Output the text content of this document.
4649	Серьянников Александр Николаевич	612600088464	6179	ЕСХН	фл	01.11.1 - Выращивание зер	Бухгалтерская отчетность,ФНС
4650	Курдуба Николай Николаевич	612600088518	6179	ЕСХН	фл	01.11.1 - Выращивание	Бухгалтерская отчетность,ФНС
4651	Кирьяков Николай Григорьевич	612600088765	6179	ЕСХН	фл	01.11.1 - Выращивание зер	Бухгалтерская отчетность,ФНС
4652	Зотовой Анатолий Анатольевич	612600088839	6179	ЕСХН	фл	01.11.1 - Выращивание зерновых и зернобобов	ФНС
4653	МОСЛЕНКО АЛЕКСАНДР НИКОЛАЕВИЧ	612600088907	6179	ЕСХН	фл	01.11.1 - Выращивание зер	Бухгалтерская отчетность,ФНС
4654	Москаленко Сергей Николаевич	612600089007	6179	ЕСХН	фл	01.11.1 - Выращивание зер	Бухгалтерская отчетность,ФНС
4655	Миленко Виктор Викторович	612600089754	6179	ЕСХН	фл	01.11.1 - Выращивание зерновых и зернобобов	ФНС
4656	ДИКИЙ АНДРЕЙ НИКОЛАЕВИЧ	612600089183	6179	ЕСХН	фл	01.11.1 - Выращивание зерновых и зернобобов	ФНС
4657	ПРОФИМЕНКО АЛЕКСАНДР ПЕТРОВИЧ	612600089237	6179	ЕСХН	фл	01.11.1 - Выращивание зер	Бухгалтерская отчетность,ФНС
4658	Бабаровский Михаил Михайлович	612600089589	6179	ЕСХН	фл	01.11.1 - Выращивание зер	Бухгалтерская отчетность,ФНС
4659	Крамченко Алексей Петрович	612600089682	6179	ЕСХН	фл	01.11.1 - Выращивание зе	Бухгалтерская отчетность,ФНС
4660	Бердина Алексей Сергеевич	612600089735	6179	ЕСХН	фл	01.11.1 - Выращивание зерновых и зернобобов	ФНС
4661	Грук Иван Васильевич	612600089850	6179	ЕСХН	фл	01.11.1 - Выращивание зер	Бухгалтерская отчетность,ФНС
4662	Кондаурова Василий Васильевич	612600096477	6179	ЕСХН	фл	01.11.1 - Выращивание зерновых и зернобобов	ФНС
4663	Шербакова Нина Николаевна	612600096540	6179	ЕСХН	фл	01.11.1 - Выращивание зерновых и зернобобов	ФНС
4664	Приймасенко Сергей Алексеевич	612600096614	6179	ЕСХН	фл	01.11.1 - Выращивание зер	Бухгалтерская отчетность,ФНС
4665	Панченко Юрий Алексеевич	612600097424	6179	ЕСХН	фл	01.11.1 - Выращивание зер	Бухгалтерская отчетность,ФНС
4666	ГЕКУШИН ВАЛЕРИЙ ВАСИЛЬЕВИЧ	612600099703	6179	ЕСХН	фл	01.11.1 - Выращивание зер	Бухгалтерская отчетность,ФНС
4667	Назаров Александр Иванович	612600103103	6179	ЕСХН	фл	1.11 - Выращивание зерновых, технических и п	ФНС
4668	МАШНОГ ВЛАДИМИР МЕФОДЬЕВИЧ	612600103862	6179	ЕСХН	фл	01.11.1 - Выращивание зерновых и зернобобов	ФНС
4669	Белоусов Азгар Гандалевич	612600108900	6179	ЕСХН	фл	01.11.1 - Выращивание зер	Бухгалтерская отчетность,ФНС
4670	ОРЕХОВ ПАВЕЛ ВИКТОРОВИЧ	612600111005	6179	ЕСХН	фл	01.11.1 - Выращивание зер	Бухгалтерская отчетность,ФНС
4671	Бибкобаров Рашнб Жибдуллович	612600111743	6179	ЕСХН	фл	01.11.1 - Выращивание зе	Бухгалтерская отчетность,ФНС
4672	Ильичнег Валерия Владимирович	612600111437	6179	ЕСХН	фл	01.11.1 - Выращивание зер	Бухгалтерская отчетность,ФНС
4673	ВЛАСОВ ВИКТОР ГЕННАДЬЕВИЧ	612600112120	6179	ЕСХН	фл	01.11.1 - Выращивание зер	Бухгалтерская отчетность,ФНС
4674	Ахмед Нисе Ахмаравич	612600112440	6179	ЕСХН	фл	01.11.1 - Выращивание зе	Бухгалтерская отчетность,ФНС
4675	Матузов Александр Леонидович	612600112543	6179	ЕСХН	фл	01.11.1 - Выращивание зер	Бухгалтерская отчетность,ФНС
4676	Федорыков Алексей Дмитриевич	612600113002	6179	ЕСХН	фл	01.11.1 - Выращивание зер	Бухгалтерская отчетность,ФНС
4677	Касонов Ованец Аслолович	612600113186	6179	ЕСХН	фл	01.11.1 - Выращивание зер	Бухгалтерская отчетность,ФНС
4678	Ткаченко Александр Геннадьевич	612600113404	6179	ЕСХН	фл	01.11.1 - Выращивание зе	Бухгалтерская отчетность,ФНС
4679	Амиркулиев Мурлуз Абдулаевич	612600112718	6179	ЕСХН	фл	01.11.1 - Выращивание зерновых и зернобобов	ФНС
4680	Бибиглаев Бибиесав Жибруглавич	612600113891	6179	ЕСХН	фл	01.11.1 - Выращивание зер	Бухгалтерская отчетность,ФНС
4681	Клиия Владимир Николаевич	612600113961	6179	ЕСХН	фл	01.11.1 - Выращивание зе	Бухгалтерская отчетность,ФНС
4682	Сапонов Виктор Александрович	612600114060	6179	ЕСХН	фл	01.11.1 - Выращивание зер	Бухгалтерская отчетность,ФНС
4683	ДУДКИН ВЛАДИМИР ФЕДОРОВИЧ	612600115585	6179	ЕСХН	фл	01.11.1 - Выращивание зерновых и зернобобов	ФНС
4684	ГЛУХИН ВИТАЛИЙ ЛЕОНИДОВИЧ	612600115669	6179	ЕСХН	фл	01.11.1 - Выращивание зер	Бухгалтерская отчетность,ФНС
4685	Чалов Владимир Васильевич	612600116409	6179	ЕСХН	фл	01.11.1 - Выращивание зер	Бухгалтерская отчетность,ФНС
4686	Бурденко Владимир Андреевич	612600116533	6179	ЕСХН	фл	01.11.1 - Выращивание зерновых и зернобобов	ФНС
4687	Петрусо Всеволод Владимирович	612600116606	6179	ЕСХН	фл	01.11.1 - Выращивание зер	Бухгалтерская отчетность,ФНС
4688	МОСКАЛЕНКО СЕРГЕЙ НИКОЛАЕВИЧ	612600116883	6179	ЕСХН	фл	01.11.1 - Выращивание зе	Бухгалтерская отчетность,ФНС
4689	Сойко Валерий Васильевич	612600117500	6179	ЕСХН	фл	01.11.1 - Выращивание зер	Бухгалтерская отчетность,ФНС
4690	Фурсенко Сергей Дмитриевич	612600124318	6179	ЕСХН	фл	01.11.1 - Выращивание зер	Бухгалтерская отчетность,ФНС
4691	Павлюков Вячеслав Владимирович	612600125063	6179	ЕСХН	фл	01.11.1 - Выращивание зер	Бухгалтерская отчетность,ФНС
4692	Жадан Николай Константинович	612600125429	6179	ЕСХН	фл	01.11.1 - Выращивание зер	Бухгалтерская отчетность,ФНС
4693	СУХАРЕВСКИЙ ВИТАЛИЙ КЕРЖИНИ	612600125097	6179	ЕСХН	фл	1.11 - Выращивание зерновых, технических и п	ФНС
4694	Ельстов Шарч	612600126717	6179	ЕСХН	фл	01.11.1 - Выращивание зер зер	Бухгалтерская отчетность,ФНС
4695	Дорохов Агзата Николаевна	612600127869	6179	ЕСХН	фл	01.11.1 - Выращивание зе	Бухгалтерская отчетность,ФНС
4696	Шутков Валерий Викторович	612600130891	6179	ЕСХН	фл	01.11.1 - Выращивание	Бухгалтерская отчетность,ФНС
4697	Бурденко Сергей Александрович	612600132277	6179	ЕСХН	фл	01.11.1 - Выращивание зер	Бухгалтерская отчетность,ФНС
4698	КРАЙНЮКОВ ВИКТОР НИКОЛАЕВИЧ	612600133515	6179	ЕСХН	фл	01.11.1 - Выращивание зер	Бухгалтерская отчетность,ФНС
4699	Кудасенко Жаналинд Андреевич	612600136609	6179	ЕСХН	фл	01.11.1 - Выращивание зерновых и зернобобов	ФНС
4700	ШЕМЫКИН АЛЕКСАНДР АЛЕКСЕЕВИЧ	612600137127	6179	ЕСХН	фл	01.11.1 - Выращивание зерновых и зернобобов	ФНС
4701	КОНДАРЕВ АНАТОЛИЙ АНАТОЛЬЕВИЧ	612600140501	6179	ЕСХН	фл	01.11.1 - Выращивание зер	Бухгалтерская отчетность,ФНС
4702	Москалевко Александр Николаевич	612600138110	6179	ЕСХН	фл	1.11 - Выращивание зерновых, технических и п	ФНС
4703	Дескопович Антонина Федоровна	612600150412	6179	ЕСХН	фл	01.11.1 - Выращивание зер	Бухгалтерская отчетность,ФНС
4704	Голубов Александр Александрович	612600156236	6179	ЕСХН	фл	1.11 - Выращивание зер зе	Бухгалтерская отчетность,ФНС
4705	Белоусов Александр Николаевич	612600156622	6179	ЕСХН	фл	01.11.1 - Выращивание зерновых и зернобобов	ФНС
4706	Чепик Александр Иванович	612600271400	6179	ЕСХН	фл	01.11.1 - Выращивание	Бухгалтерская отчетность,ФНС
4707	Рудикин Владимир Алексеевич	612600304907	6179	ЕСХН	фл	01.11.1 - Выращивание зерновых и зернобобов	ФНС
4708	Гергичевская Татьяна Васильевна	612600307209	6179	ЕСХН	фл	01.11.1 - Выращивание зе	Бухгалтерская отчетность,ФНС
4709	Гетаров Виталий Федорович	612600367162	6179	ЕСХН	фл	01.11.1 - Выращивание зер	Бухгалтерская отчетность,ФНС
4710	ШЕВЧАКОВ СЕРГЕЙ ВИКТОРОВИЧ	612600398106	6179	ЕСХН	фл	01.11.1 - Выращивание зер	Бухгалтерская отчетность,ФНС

= = =

- _Written request_
In the listing, how many lines hold "Иванович"? Answer with a bare number.

- _Output of the exercise_
2